_EXERCISE_
Read the data and repeat it in full, exactly.

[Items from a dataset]
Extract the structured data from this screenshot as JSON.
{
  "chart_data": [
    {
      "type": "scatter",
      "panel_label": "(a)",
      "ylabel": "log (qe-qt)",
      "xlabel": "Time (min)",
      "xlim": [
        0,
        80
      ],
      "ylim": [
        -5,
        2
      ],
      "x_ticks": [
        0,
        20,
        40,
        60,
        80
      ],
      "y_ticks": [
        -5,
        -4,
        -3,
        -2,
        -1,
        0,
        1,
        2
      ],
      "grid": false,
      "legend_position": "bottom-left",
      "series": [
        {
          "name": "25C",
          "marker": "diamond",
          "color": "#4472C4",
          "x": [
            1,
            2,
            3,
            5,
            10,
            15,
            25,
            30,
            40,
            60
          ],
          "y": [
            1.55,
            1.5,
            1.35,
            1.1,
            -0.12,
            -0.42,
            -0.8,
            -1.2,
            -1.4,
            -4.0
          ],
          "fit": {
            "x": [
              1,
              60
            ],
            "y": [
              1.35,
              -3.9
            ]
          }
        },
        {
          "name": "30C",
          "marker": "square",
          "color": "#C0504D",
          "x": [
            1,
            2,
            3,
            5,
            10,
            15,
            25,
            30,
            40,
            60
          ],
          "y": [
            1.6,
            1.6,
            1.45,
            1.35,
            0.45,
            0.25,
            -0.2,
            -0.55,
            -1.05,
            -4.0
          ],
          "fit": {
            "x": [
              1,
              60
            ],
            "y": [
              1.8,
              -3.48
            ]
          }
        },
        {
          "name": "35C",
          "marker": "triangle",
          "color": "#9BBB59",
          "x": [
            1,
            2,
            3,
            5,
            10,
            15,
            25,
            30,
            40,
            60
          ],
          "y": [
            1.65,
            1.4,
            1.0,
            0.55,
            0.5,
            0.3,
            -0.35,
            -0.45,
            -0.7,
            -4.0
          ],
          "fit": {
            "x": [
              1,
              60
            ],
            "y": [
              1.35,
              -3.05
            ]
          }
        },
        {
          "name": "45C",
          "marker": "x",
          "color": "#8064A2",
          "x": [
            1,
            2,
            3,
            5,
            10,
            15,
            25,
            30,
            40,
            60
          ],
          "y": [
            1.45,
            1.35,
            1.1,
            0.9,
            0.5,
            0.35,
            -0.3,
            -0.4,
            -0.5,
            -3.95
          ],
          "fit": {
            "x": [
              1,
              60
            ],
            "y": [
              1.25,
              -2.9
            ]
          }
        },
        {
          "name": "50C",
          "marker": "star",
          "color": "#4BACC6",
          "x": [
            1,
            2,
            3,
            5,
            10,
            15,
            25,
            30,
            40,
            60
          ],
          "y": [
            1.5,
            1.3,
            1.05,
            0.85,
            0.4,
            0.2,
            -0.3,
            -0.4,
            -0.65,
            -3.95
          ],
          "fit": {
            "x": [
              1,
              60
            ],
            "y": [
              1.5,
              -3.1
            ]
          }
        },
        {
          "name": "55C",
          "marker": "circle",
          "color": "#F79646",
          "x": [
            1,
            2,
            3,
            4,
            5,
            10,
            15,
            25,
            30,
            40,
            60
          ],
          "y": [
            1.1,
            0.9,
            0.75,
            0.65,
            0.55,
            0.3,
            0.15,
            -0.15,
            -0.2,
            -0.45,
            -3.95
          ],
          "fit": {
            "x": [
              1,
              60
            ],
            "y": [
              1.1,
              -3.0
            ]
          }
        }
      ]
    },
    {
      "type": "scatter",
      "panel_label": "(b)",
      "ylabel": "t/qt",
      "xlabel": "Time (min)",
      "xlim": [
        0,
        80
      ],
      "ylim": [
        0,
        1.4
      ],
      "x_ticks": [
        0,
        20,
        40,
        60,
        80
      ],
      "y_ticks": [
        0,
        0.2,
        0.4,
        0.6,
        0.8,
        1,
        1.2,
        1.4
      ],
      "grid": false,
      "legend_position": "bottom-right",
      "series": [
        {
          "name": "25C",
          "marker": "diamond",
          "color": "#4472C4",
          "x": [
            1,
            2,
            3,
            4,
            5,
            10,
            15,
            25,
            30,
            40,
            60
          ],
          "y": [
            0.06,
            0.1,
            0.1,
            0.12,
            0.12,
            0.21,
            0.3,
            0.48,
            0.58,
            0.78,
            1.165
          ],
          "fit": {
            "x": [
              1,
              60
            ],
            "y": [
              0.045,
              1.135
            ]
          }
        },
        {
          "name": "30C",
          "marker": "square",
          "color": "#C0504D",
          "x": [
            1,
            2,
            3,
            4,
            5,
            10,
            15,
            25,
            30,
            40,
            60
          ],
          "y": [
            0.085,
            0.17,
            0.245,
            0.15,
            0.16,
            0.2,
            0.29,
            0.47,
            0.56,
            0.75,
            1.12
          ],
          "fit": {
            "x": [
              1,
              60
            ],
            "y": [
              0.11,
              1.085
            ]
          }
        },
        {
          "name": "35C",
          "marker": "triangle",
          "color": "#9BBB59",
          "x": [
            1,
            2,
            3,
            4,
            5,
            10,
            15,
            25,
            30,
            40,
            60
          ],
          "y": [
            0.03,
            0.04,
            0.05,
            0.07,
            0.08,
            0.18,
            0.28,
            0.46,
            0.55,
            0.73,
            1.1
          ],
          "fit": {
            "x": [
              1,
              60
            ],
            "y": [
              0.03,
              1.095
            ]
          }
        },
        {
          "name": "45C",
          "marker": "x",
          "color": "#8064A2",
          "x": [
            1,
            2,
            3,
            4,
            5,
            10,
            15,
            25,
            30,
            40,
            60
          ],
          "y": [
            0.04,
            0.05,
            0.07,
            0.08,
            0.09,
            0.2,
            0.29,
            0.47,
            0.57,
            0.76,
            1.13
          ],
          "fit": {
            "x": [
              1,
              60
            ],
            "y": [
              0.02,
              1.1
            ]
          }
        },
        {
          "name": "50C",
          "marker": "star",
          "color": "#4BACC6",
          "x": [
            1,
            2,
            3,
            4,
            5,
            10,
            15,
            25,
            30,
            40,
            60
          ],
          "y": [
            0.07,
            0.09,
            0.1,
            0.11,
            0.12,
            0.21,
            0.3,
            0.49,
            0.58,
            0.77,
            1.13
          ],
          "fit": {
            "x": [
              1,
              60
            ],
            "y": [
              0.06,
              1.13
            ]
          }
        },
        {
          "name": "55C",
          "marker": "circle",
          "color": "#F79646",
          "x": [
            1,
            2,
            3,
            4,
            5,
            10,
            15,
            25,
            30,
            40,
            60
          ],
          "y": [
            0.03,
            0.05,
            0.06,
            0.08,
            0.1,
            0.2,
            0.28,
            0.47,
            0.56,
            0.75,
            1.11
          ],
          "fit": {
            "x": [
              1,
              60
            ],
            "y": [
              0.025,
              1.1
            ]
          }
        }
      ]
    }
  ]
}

_EXPECTED ANSWER_
Extract the structured data from this screenshot as JSON.
{
  "chart_data": [
    {
      "type": "scatter",
      "panel_label": "(a)",
      "ylabel": "log (qe-qt)",
      "xlabel": "Time (min)",
      "xlim": [
        0,
        80
      ],
      "ylim": [
        -5,
        2
      ],
      "x_ticks": [
        0,
        20,
        40,
        60,
        80
      ],
      "y_ticks": [
        -5,
        -4,
        -3,
        -2,
        -1,
        0,
        1,
        2
      ],
      "grid": false,
      "legend_position": "bottom-left",
      "series": [
        {
          "name": "25C",
          "marker": "diamond",
          "color": "#4472C4",
          "x": [
            1,
            2,
            3,
            5,
            10,
            15,
            25,
            30,
            40,
            60
          ],
          "y": [
            1.55,
            1.5,
            1.35,
            1.1,
            -0.12,
            -0.42,
            -0.8,
            -1.2,
            -1.4,
            -4.0
          ],
          "fit": {
            "x": [
              1,
              60
            ],
            "y": [
              1.35,
              -3.9
            ]
          }
        },
        {
          "name": "30C",
          "marker": "square",
          "color": "#C0504D",
          "x": [
            1,
            2,
            3,
            5,
            10,
            15,
            25,
            30,
            40,
            60
          ],
          "y": [
            1.6,
            1.6,
            1.45,
            1.35,
            0.45,
            0.25,
            -0.2,
            -0.55,
            -1.05,
            -4.0
          ],
          "fit": {
            "x": [
              1,
              60
            ],
            "y": [
              1.8,
              -3.48
            ]
          }
        },
        {
          "name": "35C",
          "marker": "triangle",
          "color": "#9BBB59",
          "x": [
            1,
            2,
            3,
            5,
            10,
            15,
            25,
            30,
            40,
            60
          ],
          "y": [
            1.65,
            1.4,
            1.0,
            0.55,
            0.5,
            0.3,
            -0.35,
            -0.45,
            -0.7,
            -4.0
          ],
          "fit": {
            "x": [
              1,
              60
            ],
            "y": [
              1.35,
              -3.05
            ]
          }
        },
        {
          "name": "45C",
          "marker": "x",
          "color": "#8064A2",
          "x": [
            1,
            2,
            3,
            5,
            10,
            15,
            25,
            30,
            40,
            60
          ],
          "y": [
            1.45,
            1.35,
            1.1,
            0.9,
            0.5,
            0.35,
            -0.3,
            -0.4,
            -0.5,
            -3.95
          ],
          "fit": {
            "x": [
              1,
              60
            ],
            "y": [
              1.25,
              -2.9
            ]
          }
        },
        {
          "name": "50C",
          "marker": "star",
          "color": "#4BACC6",
          "x": [
            1,
            2,
            3,
            5,
            10,
            15,
            25,
            30,
            40,
            60
          ],
          "y": [
            1.5,
            1.3,
            1.05,
            0.85,
            0.4,
            0.2,
            -0.3,
            -0.4,
            -0.65,
            -3.95
          ],
          "fit": {
            "x": [
              1,
              60
            ],
            "y": [
              1.5,
              -3.1
            ]
          }
        },
        {
          "name": "55C",
          "marker": "circle",
          "color": "#F79646",
          "x": [
            1,
            2,
            3,
            4,
            5,
            10,
            15,
            25,
            30,
            40,
            60
          ],
          "y": [
            1.1,
            0.9,
            0.75,
            0.65,
            0.55,
            0.3,
            0.15,
            -0.15,
            -0.2,
            -0.45,
            -3.95
          ],
          "fit": {
            "x": [
              1,
              60
            ],
            "y": [
              1.1,
              -3.0
            ]
          }
        }
      ]
    },
    {
      "type": "scatter",
      "panel_label": "(b)",
      "ylabel": "t/qt",
      "xlabel": "Time (min)",
      "xlim": [
        0,
        80
      ],
      "ylim": [
        0,
        1.4
      ],
      "x_ticks": [
        0,
        20,
        40,
        60,
        80
      ],
      "y_ticks": [
        0,
        0.2,
        0.4,
        0.6,
        0.8,
        1,
        1.2,
        1.4
      ],
      "grid": false,
      "legend_position": "bottom-right",
      "series": [
        {
          "name": "25C",
          "marker": "diamond",
          "color": "#4472C4",
          "x": [
            1,
            2,
            3,
            4,
            5,
            10,
            15,
            25,
            30,
            40,
            60
          ],
          "y": [
            0.06,
            0.1,
            0.1,
            0.12,
            0.12,
            0.21,
            0.3,
            0.48,
            0.58,
            0.78,
            1.165
          ],
          "fit": {
            "x": [
              1,
              60
            ],
            "y": [
              0.045,
              1.135
            ]
          }
        },
        {
          "name": "30C",
          "marker": "square",
          "color": "#C0504D",
          "x": [
            1,
            2,
            3,
            4,
            5,
            10,
            15,
            25,
            30,
            40,
            60
          ],
          "y": [
            0.085,
            0.17,
            0.245,
            0.15,
            0.16,
            0.2,
            0.29,
            0.47,
            0.56,
            0.75,
            1.12
          ],
          "fit": {
            "x": [
              1,
              60
            ],
            "y": [
              0.11,
              1.085
            ]
          }
        },
        {
          "name": "35C",
          "marker": "triangle",
          "color": "#9BBB59",
          "x": [
            1,
            2,
            3,
            4,
            5,
            10,
            15,
            25,
            30,
            40,
            60
          ],
          "y": [
            0.03,
            0.04,
            0.05,
            0.07,
            0.08,
            0.18,
            0.28,
            0.46,
            0.55,
            0.73,
            1.1
          ],
          "fit": {
            "x": [
              1,
              60
            ],
            "y": [
              0.03,
              1.095
            ]
          }
        },
        {
          "name": "45C",
          "marker": "x",
          "color": "#8064A2",
          "x": [
            1,
            2,
            3,
            4,
            5,
            10,
            15,
            25,
            30,
            40,
            60
          ],
          "y": [
            0.04,
            0.05,
            0.07,
            0.08,
            0.09,
            0.2,
            0.29,
            0.47,
            0.57,
            0.76,
            1.13
          ],
          "fit": {
            "x": [
              1,
              60
            ],
            "y": [
              0.02,
              1.1
            ]
          }
        },
        {
          "name": "50C",
          "marker": "star",
          "color": "#4BACC6",
          "x": [
            1,
            2,
            3,
            4,
            5,
            10,
            15,
            25,
            30,
            40,
            60
          ],
          "y": [
            0.07,
            0.09,
            0.1,
            0.11,
            0.12,
            0.21,
            0.3,
            0.49,
            0.58,
            0.77,
            1.13
          ],
          "fit": {
            "x": [
              1,
              60
            ],
            "y": [
              0.06,
              1.13
            ]
          }
        },
        {
          "name": "55C",
          "marker": "circle",
          "color": "#F79646",
          "x": [
            1,
            2,
            3,
            4,
            5,
            10,
            15,
            25,
            30,
            40,
            60
          ],
          "y": [
            0.03,
            0.05,
            0.06,
            0.08,
            0.1,
            0.2,
            0.28,
            0.47,
            0.56,
            0.75,
            1.11
          ],
          "fit": {
            "x": [
              1,
              60
            ],
            "y": [
              0.025,
              1.1
            ]
          }
        }
      ]
    }
  ]
}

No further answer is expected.